— Begin —

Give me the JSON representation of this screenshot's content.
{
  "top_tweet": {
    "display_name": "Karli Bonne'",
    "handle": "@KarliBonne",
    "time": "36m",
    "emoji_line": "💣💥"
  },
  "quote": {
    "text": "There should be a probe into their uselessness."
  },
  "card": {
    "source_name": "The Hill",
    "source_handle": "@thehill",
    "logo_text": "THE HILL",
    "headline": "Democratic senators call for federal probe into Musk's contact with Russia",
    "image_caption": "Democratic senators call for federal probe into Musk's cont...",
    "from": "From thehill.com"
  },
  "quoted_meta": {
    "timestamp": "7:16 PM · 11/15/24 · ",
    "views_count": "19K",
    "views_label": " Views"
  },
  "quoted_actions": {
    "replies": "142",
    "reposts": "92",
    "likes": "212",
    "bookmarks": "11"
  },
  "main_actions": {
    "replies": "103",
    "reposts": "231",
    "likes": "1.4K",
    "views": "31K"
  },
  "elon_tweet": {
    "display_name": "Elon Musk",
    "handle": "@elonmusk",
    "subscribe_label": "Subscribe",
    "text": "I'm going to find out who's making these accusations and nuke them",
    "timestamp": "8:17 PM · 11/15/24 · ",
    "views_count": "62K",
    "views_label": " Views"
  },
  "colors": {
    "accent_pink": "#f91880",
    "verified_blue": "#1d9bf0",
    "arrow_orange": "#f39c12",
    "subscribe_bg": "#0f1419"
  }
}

— End —
— Begin —

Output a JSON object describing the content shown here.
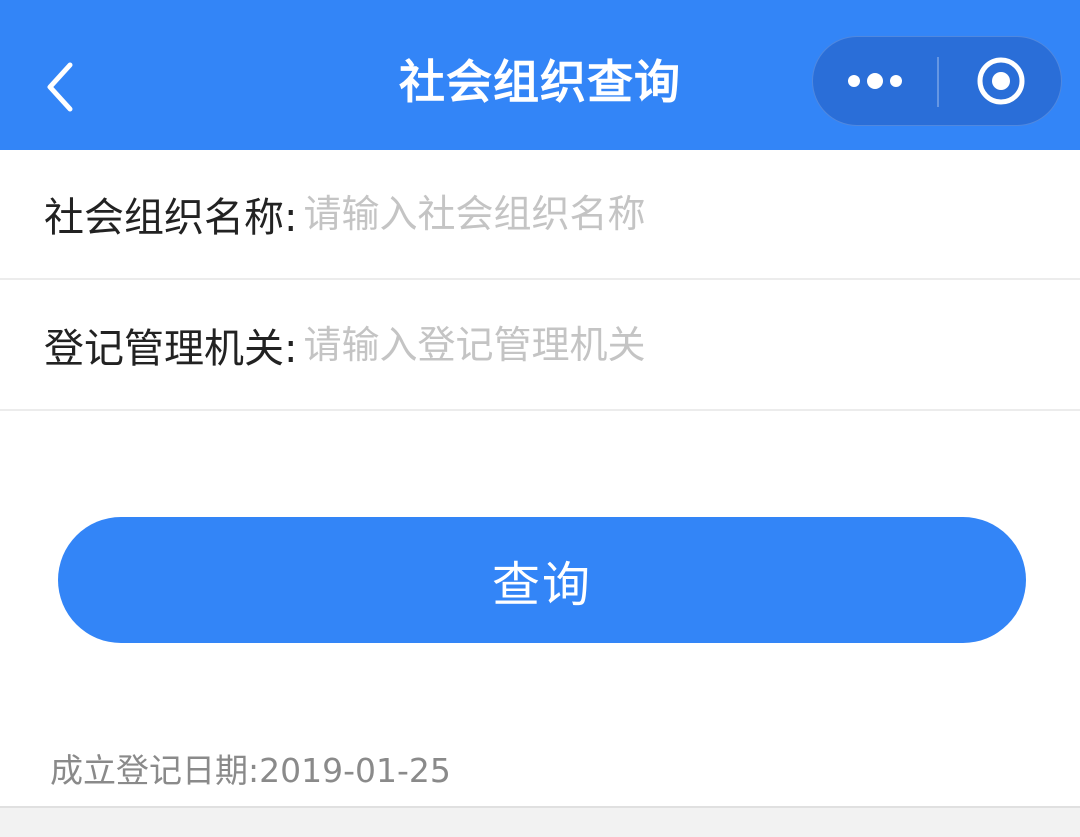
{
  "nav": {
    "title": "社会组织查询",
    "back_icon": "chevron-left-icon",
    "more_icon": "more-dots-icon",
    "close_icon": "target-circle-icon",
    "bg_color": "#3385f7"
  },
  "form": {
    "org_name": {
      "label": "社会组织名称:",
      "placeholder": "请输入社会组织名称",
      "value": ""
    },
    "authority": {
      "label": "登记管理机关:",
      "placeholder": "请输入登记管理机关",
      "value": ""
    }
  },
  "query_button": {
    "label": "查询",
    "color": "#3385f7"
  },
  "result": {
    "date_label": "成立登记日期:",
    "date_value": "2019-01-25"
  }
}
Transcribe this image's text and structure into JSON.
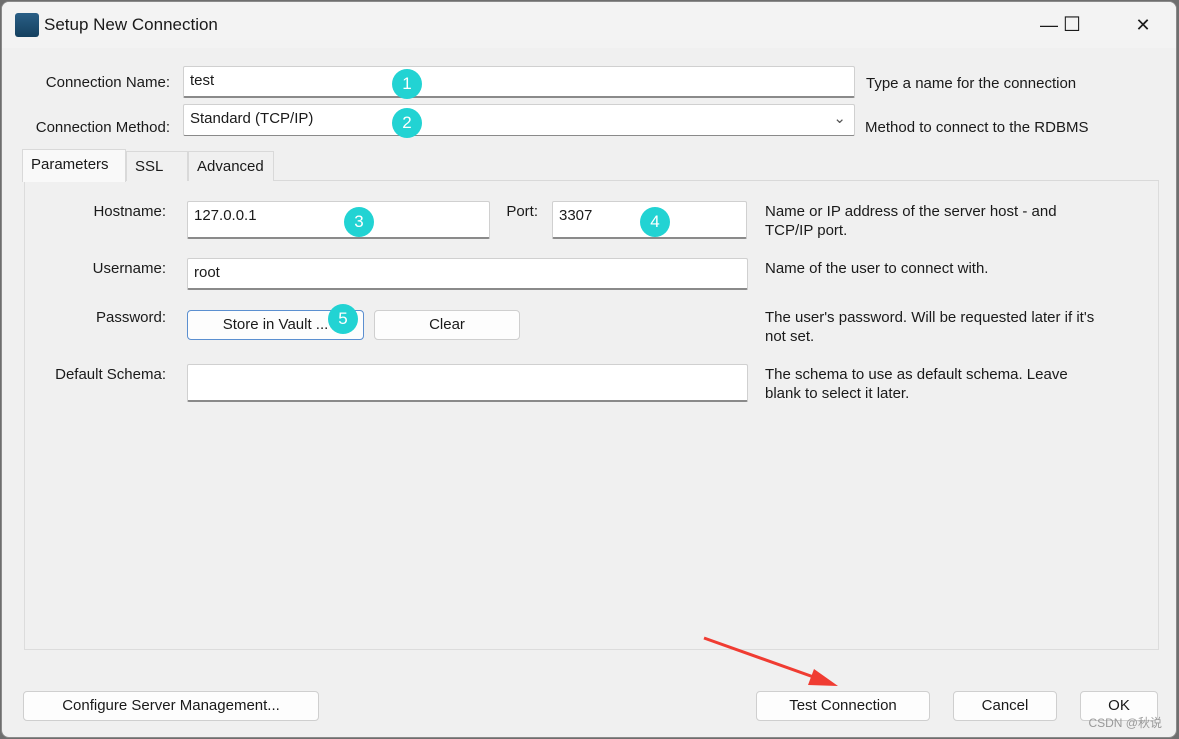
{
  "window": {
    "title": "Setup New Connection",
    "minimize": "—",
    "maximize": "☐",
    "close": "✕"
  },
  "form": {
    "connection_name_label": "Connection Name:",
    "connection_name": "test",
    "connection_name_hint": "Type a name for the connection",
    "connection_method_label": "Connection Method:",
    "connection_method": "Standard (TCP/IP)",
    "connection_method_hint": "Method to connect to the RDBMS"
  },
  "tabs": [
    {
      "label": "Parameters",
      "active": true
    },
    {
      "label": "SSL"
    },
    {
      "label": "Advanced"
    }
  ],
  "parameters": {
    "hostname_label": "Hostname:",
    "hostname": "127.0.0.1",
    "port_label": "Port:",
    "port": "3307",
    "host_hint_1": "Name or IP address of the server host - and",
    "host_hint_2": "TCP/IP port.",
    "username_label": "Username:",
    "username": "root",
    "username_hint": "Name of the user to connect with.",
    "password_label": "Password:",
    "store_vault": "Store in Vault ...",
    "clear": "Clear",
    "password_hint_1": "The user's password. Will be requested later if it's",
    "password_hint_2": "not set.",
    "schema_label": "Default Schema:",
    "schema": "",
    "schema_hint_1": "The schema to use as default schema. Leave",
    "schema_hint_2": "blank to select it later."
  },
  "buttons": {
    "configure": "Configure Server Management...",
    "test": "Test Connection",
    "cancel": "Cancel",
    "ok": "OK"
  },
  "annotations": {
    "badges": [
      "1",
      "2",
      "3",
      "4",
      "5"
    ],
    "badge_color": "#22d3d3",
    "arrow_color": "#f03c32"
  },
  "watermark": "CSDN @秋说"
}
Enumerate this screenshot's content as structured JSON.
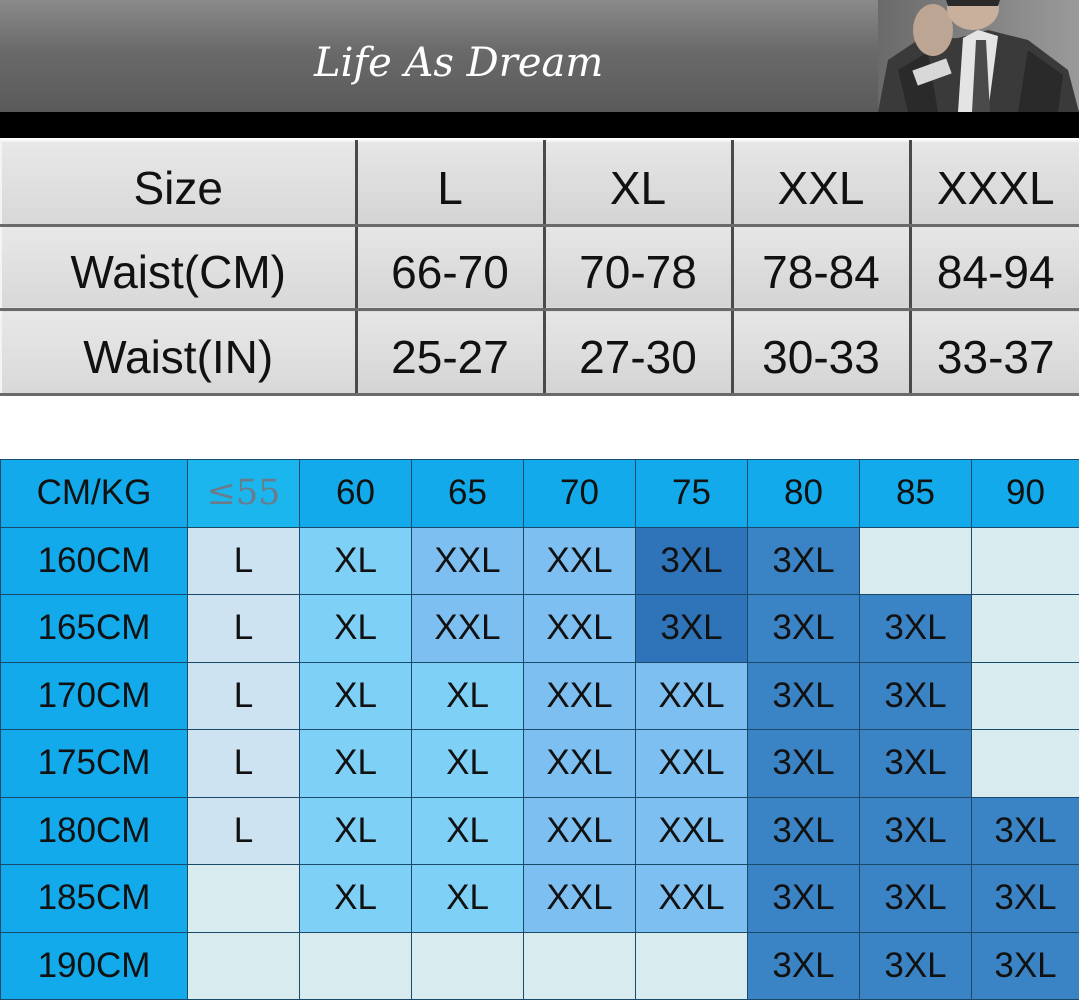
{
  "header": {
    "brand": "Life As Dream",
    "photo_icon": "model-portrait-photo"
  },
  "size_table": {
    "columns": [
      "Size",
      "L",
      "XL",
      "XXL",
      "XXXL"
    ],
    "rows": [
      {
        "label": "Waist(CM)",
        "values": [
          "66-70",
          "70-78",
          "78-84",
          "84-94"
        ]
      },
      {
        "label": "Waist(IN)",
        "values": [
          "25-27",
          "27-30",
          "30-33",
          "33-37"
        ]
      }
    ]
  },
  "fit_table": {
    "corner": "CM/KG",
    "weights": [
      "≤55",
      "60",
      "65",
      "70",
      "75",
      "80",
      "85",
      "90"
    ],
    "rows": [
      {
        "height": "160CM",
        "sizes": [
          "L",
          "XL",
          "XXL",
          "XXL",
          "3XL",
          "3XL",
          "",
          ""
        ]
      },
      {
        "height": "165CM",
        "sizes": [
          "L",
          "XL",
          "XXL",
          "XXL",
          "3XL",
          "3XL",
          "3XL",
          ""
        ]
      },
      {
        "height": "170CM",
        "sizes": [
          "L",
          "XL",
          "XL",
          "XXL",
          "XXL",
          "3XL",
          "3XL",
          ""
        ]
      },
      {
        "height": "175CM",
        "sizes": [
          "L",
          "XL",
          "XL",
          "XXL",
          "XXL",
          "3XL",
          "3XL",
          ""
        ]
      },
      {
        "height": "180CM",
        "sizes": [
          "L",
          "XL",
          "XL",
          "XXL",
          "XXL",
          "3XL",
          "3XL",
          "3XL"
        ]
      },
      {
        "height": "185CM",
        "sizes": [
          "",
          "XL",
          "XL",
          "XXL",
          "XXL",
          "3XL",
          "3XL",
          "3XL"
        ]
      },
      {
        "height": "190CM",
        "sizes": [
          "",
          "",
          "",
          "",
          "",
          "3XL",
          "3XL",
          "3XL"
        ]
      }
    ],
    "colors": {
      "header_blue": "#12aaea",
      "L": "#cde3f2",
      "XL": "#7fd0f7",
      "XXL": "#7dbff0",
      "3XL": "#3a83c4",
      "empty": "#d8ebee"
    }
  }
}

— End —

- **Task requirements**: Of the lines in the entries above, how many include "thehill"? Only the number should be given.

- **Answer for the task**: 2